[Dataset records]

[BEGIN]

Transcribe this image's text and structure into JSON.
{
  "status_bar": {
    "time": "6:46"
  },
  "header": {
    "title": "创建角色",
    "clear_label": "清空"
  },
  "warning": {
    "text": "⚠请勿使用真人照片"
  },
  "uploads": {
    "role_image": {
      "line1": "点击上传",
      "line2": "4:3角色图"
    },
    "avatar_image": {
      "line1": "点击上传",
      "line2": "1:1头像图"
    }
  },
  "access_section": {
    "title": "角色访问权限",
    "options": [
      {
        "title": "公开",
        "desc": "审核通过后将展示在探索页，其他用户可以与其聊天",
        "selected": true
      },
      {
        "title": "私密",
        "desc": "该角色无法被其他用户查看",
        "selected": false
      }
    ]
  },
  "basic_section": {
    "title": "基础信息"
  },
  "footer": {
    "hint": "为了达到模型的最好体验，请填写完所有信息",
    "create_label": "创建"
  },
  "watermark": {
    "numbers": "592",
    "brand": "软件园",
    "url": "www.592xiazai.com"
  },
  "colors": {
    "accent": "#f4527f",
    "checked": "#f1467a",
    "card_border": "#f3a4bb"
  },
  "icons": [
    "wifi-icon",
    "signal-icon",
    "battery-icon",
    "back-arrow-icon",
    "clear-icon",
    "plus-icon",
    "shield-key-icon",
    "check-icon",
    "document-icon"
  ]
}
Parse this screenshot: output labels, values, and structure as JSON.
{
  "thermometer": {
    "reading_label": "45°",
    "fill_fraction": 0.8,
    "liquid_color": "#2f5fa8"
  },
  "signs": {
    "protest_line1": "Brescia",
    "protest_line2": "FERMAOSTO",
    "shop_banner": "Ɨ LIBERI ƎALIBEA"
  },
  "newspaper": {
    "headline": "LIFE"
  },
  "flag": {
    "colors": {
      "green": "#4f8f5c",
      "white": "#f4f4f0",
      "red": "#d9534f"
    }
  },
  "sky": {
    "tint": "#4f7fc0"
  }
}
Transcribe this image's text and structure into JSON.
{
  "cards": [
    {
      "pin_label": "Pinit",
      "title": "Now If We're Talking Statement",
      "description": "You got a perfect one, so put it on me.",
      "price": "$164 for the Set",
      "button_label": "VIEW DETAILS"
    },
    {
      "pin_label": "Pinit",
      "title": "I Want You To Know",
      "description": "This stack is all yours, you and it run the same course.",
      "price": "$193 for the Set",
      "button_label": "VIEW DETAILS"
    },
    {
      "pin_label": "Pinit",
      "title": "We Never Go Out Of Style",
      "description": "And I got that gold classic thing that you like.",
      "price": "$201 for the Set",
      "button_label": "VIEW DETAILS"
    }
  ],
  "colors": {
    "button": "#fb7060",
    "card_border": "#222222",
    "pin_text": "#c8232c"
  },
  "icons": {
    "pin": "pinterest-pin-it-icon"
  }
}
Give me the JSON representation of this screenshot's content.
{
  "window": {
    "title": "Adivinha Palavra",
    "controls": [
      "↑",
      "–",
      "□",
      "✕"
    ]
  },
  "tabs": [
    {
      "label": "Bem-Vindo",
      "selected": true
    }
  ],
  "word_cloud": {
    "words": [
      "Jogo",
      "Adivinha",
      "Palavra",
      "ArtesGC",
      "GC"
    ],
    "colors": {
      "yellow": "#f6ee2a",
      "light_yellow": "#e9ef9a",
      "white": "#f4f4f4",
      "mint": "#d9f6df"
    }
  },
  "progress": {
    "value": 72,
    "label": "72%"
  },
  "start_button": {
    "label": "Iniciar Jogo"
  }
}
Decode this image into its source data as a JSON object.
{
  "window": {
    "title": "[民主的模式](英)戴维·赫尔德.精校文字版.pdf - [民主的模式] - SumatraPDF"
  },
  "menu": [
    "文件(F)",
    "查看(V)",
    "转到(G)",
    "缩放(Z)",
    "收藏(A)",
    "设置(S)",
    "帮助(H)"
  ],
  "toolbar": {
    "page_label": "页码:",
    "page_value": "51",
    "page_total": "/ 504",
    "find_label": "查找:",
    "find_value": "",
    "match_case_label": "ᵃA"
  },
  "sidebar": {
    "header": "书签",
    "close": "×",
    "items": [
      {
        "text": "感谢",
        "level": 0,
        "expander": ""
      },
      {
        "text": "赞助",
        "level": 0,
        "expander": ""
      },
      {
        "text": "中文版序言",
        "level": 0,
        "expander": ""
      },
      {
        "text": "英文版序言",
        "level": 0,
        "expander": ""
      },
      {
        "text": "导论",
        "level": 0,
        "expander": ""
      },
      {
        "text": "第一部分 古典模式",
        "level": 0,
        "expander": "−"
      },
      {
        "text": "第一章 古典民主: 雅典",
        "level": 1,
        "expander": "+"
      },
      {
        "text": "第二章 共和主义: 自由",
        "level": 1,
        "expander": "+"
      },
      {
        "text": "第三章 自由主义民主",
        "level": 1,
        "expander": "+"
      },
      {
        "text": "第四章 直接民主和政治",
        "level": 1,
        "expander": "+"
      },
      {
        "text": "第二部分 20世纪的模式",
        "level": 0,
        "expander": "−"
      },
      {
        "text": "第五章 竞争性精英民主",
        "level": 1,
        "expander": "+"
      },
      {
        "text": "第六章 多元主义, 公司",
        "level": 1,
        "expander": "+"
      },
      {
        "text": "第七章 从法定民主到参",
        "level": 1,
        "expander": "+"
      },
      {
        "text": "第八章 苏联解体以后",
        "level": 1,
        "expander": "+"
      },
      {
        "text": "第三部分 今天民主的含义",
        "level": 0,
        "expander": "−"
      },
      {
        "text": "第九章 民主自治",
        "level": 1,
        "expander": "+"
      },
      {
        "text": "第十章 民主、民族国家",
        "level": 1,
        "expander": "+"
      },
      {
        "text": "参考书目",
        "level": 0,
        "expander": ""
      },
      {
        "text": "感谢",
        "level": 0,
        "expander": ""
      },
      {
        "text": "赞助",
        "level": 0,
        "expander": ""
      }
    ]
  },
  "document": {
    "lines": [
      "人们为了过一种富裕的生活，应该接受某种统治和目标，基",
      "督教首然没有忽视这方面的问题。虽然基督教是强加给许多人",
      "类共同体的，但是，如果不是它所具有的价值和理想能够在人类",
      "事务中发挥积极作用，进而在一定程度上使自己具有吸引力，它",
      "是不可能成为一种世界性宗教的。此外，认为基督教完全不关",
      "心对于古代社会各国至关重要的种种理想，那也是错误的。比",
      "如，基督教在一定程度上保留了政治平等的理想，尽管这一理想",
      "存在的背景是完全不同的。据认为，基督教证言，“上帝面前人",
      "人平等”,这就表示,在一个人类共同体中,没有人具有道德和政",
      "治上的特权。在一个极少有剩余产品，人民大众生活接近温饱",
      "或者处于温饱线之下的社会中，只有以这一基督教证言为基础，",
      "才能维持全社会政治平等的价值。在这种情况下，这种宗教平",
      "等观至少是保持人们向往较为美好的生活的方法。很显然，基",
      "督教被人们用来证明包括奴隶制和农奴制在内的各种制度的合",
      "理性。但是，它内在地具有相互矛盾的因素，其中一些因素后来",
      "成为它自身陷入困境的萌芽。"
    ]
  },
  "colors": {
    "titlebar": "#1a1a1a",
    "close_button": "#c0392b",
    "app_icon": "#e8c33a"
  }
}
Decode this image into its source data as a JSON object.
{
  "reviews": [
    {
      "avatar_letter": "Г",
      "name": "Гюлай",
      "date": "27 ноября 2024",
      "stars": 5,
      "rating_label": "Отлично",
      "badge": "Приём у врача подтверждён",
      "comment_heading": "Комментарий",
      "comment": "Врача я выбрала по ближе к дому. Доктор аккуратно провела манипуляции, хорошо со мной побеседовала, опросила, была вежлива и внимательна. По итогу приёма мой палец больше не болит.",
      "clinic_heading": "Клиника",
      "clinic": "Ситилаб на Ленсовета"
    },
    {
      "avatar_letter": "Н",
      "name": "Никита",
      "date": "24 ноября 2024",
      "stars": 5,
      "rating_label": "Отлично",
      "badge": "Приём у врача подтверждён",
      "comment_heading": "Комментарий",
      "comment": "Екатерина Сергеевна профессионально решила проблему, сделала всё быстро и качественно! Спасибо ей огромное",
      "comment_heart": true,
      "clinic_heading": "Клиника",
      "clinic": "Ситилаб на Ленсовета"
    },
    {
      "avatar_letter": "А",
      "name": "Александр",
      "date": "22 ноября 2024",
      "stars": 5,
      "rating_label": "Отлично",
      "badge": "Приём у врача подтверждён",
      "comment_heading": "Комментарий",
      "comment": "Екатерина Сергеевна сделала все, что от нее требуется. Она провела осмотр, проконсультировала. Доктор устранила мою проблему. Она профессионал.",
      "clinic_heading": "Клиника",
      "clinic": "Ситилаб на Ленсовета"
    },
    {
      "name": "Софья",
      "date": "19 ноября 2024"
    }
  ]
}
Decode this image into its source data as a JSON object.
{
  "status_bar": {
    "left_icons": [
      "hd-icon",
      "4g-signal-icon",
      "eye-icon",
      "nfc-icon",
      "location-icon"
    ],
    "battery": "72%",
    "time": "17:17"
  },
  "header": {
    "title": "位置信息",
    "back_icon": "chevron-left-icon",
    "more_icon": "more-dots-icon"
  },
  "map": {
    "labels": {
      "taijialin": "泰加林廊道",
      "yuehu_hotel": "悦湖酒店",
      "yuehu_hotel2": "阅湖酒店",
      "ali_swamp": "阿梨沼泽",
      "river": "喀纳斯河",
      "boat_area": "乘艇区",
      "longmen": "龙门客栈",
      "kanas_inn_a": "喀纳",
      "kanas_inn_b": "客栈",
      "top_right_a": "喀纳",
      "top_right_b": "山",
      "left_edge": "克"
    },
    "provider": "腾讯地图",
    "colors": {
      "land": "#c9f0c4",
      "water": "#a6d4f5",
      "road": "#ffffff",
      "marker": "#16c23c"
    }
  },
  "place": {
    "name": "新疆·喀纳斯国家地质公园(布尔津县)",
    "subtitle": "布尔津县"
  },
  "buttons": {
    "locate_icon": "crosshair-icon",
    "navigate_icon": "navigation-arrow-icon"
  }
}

[END]

Aim of the task
Where a line above contains the word "date", copy that line.

Answer
      "date": "27 ноября 2024",
      "date": "24 ноября 2024",
      "date": "22 ноября 2024",
      "date": "19 ноября 2024"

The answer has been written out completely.